Problem statement:
Quote the records that follow in full, leaving the pictures out.

--- Data lines ---

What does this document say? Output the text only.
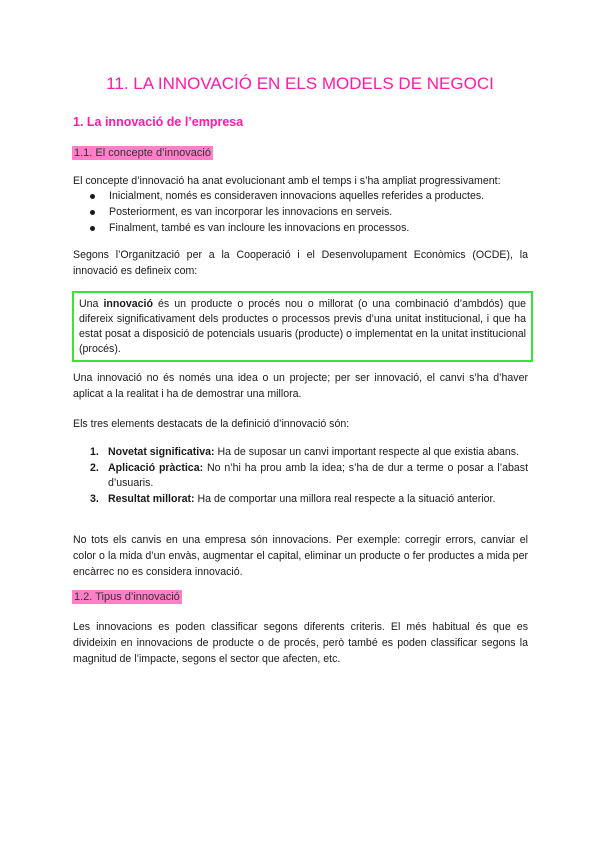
11. LA INNOVACIÓ EN ELS MODELS DE NEGOCI
1. La innovació de l’empresa
1.1. El concepte d’innovació

El concepte d’innovació ha anat evolucionant amb el temps i s’ha ampliat progressivament:

Inicialment, només es consideraven innovacions aquelles referides a productes.
Posteriorment, es van incorporar les innovacions en serveis.
Finalment, també es van incloure les innovacions en processos.

Segons l’Organització per a la Cooperació i el Desenvolupament Econòmics (OCDE), la innovació es defineix com:

Una innovació és un producte o procés nou o millorat (o una combinació d’ambdós) que difereix significativament dels productes o processos previs d’una unitat institucional, i que ha estat posat a disposició de potencials usuaris (producte) o implementat en la unitat institucional (procés).

Una innovació no és només una idea o un projecte; per ser innovació, el canvi s’ha d’haver aplicat a la realitat i ha de demostrar una millora.

Els tres elements destacats de la definició d’innovació són:

1. Novetat significativa: Ha de suposar un canvi important respecte al que existia abans.
2. Aplicació pràctica: No n’hi ha prou amb la idea; s’ha de dur a terme o posar a l’abast d’usuaris.
3. Resultat millorat: Ha de comportar una millora real respecte a la situació anterior.

No tots els canvis en una empresa són innovacions. Per exemple: corregir errors, canviar el color o la mida d’un envàs, augmentar el capital, eliminar un producte o fer productes a mida per encàrrec no es considera innovació.

1.2. Tipus d’innovació

Les innovacions es poden classificar segons diferents criteris. El més habitual és que es divideixin en innovacions de producte o de procés, però també es poden classificar segons la magnitud de l’impacte, segons el sector que afecten, etc.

---

Response:
What does this document say? Output the text only.
11. LA INNOVACIÓ EN ELS MODELS DE NEGOCI
1. La innovació de l’empresa
1.1. El concepte d’innovació

El concepte d’innovació ha anat evolucionant amb el temps i s’ha ampliat progressivament:

Inicialment, només es consideraven innovacions aquelles referides a productes.
Posteriorment, es van incorporar les innovacions en serveis.
Finalment, també es van incloure les innovacions en processos.

Segons l’Organització per a la Cooperació i el Desenvolupament Econòmics (OCDE), la innovació es defineix com:

Una innovació és un producte o procés nou o millorat (o una combinació d’ambdós) que difereix significativament dels productes o processos previs d’una unitat institucional, i que ha estat posat a disposició de potencials usuaris (producte) o implementat en la unitat institucional (procés).

Una innovació no és només una idea o un projecte; per ser innovació, el canvi s’ha d’haver aplicat a la realitat i ha de demostrar una millora.

Els tres elements destacats de la definició d’innovació són:

1. Novetat significativa: Ha de suposar un canvi important respecte al que existia abans.
2. Aplicació pràctica: No n’hi ha prou amb la idea; s’ha de dur a terme o posar a l’abast d’usuaris.
3. Resultat millorat: Ha de comportar una millora real respecte a la situació anterior.

No tots els canvis en una empresa són innovacions. Per exemple: corregir errors, canviar el color o la mida d’un envàs, augmentar el capital, eliminar un producte o fer productes a mida per encàrrec no es considera innovació.

1.2. Tipus d’innovació

Les innovacions es poden classificar segons diferents criteris. El més habitual és que es divideixin en innovacions de producte o de procés, però també es poden classificar segons la magnitud de l’impacte, segons el sector que afecten, etc.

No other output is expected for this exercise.